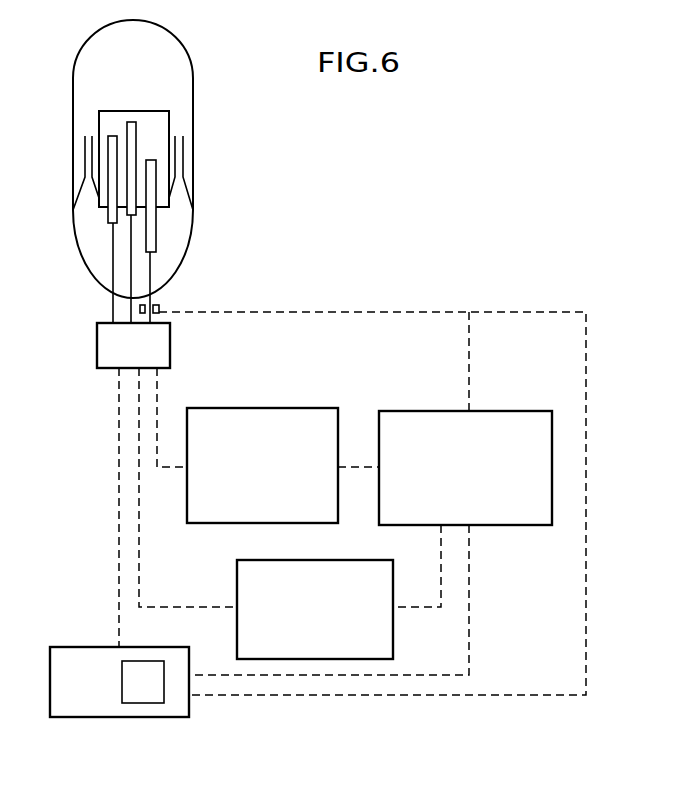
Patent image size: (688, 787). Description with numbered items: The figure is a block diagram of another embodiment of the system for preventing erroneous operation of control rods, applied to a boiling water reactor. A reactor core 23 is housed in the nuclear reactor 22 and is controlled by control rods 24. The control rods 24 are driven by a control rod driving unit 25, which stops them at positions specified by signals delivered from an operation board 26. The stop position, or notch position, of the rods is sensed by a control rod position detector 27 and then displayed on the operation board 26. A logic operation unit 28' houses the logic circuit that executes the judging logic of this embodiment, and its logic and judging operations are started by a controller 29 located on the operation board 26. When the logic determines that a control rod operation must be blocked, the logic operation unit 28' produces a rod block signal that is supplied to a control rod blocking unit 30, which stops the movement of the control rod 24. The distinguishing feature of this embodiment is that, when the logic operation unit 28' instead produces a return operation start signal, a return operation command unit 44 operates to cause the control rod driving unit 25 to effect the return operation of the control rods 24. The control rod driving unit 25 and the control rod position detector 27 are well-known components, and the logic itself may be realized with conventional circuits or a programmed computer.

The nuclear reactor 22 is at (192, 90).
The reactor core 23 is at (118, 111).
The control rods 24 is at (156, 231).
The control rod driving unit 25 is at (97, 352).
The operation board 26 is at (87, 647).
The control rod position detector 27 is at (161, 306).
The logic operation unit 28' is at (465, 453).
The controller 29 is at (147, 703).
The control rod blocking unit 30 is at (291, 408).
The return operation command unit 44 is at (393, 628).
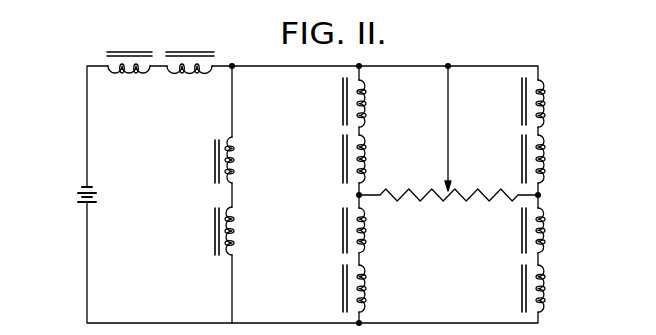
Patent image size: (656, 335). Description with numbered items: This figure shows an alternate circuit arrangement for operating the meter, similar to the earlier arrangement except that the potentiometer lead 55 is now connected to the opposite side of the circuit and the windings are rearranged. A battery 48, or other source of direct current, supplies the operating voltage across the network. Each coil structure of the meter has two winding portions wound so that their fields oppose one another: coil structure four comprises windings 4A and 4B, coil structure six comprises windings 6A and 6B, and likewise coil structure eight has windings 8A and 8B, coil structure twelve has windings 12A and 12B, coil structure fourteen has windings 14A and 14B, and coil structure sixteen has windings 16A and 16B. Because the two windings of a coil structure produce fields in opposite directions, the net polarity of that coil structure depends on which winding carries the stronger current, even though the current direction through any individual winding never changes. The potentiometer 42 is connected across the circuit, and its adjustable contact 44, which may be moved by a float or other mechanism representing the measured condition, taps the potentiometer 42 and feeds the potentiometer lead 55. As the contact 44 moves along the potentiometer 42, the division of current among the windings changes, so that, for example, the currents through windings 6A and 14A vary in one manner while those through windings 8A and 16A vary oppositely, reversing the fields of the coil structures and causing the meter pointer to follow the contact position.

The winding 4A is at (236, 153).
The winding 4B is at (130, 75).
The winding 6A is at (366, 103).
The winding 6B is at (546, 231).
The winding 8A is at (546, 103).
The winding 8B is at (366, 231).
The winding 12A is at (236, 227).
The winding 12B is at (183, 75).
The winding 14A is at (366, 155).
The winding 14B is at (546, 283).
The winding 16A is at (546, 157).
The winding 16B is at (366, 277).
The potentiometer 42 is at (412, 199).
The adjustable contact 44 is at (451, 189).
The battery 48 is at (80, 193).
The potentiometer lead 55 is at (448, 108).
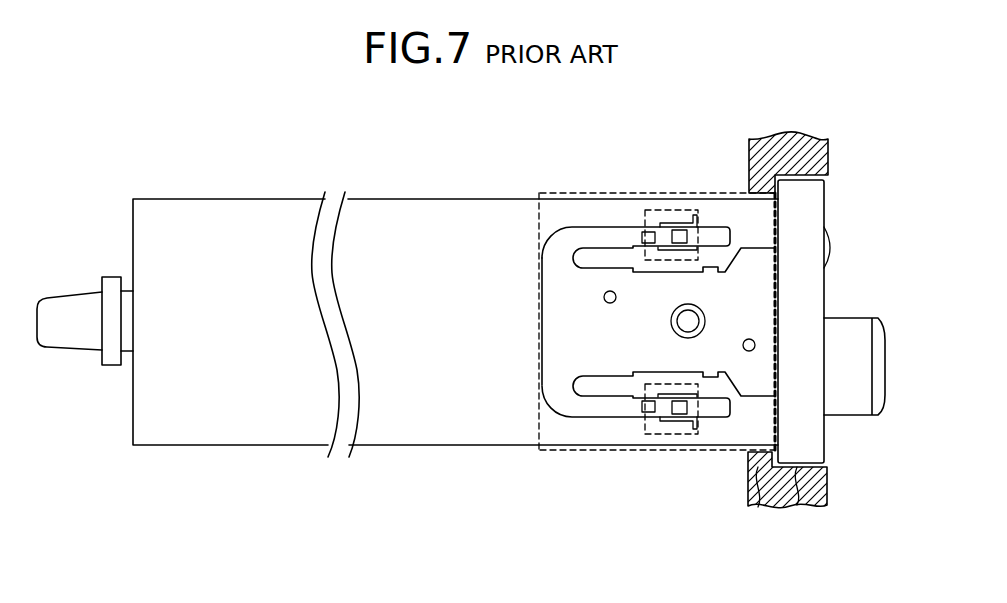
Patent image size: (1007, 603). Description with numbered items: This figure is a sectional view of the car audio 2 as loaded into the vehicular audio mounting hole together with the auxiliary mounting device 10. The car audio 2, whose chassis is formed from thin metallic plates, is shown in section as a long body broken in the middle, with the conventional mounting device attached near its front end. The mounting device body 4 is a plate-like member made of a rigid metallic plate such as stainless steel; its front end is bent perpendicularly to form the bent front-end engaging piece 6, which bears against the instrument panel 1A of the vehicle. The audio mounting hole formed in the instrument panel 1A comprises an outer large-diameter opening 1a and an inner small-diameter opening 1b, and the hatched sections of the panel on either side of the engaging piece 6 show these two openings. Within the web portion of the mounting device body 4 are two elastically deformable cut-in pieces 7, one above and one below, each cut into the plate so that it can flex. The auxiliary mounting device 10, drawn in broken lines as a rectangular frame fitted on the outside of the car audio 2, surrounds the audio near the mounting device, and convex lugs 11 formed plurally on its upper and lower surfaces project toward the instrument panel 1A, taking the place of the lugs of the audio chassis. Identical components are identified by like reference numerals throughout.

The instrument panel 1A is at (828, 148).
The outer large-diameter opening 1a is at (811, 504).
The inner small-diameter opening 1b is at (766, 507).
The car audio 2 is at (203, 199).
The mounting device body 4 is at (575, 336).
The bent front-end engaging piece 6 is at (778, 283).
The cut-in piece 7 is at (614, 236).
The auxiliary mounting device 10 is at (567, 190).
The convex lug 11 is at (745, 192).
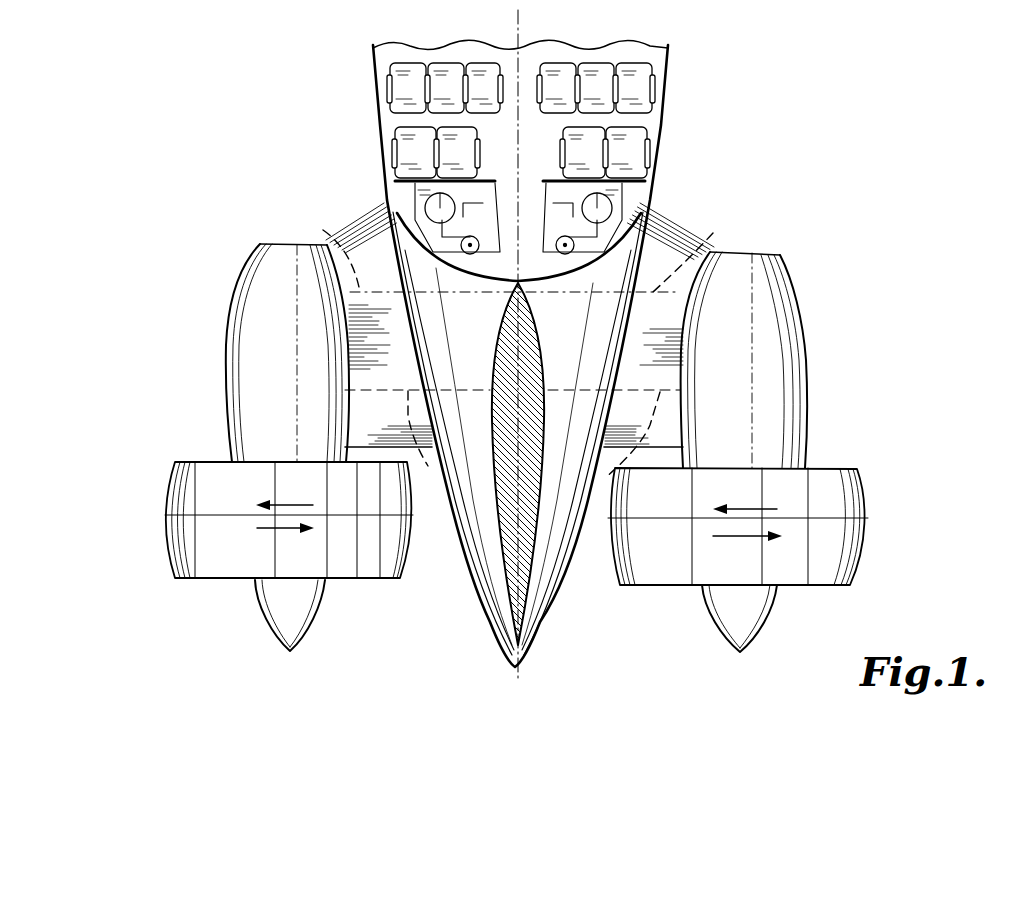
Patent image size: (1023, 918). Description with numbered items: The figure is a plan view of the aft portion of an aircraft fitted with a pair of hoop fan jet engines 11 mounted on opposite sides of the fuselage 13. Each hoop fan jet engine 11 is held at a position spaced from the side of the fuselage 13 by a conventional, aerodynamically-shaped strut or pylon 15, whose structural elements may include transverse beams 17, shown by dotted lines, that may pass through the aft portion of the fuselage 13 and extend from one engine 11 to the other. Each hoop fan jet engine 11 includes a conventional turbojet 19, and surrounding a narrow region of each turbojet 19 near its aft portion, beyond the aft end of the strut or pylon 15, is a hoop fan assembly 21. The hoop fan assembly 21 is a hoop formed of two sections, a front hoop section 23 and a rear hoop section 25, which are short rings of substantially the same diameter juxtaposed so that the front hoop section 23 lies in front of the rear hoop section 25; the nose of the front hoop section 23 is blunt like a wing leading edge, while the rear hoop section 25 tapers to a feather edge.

WHAT THE TASK ASKS: Quote all of the lines above verbatim, from the first to the last, and leave out the pictures.

CORRECT RESPONSE:
Patent image size: (688, 787). Description with numbered items: The figure is a block diagram of another embodiment of the system for preventing erroneous operation of control rods, applied to a boiling water reactor. A reactor core 23 is housed in the nuclear reactor 22 and is controlled by control rods 24. The control rods 24 are driven by a control rod driving unit 25, which stops them at positions specified by signals delivered from an operation board 26. The stop position, or notch position, of the rods is sensed by a control rod position detector 27 and then displayed on the operation board 26. A logic operation unit 28' houses the logic circuit that executes the judging logic of this embodiment, and its logic and judging operations are started by a controller 29 located on the operation board 26. When the logic determines that a control rod operation must be blocked, the logic operation unit 28' produces a rod block signal that is supplied to a control rod blocking unit 30, which stops the movement of the control rod 24. The distinguishing feature of this embodiment is that, when the logic operation unit 28' instead produces a return operation start signal, a return operation command unit 44 operates to cause the control rod driving unit 25 to effect the return operation of the control rods 24. The control rod driving unit 25 and the control rod position detector 27 are well-known components, and the logic itself may be realized with conventional circuits or a programmed computer.

The nuclear reactor 22 is at (192, 90).
The reactor core 23 is at (118, 111).
The control rods 24 is at (156, 231).
The control rod driving unit 25 is at (97, 352).
The operation board 26 is at (87, 647).
The control rod position detector 27 is at (161, 306).
The logic operation unit 28' is at (465, 453).
The controller 29 is at (147, 703).
The control rod blocking unit 30 is at (291, 408).
The return operation command unit 44 is at (393, 628).
Patent image size: (656, 335). Description with numbered items: This figure shows an alternate circuit arrangement for operating the meter, similar to the earlier arrangement except that the potentiometer lead 55 is now connected to the opposite side of the circuit and the windings are rearranged. A battery 48, or other source of direct current, supplies the operating voltage across the network. Each coil structure of the meter has two winding portions wound so that their fields oppose one another: coil structure four comprises windings 4A and 4B, coil structure six comprises windings 6A and 6B, and likewise coil structure eight has windings 8A and 8B, coil structure twelve has windings 12A and 12B, coil structure fourteen has windings 14A and 14B, and coil structure sixteen has windings 16A and 16B. Because the two windings of a coil structure produce fields in opposite directions, the net polarity of that coil structure depends on which winding carries the stronger current, even though the current direction through any individual winding never changes. The potentiometer 42 is connected across the circuit, and its adjustable contact 44, which may be moved by a float or other mechanism representing the measured condition, taps the potentiometer 42 and feeds the potentiometer lead 55. As the contact 44 moves along the potentiometer 42, the division of current among the windings changes, so that, for example, the currents through windings 6A and 14A vary in one manner while those through windings 8A and 16A vary oppositely, reversing the fields of the coil structures and causing the meter pointer to follow the contact position.

The winding 4A is at (236, 153).
The winding 4B is at (130, 75).
The winding 6A is at (366, 103).
The winding 6B is at (546, 231).
The winding 8A is at (546, 103).
The winding 8B is at (366, 231).
The winding 12A is at (236, 227).
The winding 12B is at (183, 75).
The winding 14A is at (366, 155).
The winding 14B is at (546, 283).
The winding 16A is at (546, 157).
The winding 16B is at (366, 277).
The potentiometer 42 is at (412, 199).
The adjustable contact 44 is at (451, 189).
The battery 48 is at (80, 193).
The potentiometer lead 55 is at (448, 108).
Patent image size: (1007, 603). Description with numbered items: This figure is a sectional view of the car audio 2 as loaded into the vehicular audio mounting hole together with the auxiliary mounting device 10. The car audio 2, whose chassis is formed from thin metallic plates, is shown in section as a long body broken in the middle, with the conventional mounting device attached near its front end. The mounting device body 4 is a plate-like member made of a rigid metallic plate such as stainless steel; its front end is bent perpendicularly to form the bent front-end engaging piece 6, which bears against the instrument panel 1A of the vehicle. The audio mounting hole formed in the instrument panel 1A comprises an outer large-diameter opening 1a and an inner small-diameter opening 1b, and the hatched sections of the panel on either side of the engaging piece 6 show these two openings. Within the web portion of the mounting device body 4 are two elastically deformable cut-in pieces 7, one above and one below, each cut into the plate so that it can flex. The auxiliary mounting device 10, drawn in broken lines as a rectangular frame fitted on the outside of the car audio 2, surrounds the audio near the mounting device, and convex lugs 11 formed plurally on its upper and lower surfaces project toward the instrument panel 1A, taking the place of the lugs of the audio chassis. Identical components are identified by like reference numerals throughout.

The instrument panel 1A is at (828, 148).
The outer large-diameter opening 1a is at (811, 504).
The inner small-diameter opening 1b is at (766, 507).
The car audio 2 is at (203, 199).
The mounting device body 4 is at (575, 336).
The bent front-end engaging piece 6 is at (778, 283).
The cut-in piece 7 is at (614, 236).
The auxiliary mounting device 10 is at (567, 190).
The convex lug 11 is at (745, 192).
Patent image size: (1023, 918). Description with numbered items: The figure is a plan view of the aft portion of an aircraft fitted with a pair of hoop fan jet engines 11 mounted on opposite sides of the fuselage 13. Each hoop fan jet engine 11 is held at a position spaced from the side of the fuselage 13 by a conventional, aerodynamically-shaped strut or pylon 15, whose structural elements may include transverse beams 17, shown by dotted lines, that may pass through the aft portion of the fuselage 13 and extend from one engine 11 to the other. Each hoop fan jet engine 11 includes a conventional turbojet 19, and surrounding a narrow region of each turbojet 19 near its aft portion, beyond the aft end of the strut or pylon 15, is a hoop fan assembly 21. The hoop fan assembly 21 is a hoop formed of two sections, a front hoop section 23 and a rear hoop section 25, which are short rings of substantially the same diameter juxtaposed so that the front hoop section 23 lies in front of the rear hoop section 25; the nose of the front hoop section 23 is blunt like a wing leading edge, while the rear hoop section 25 tapers to a feather edge.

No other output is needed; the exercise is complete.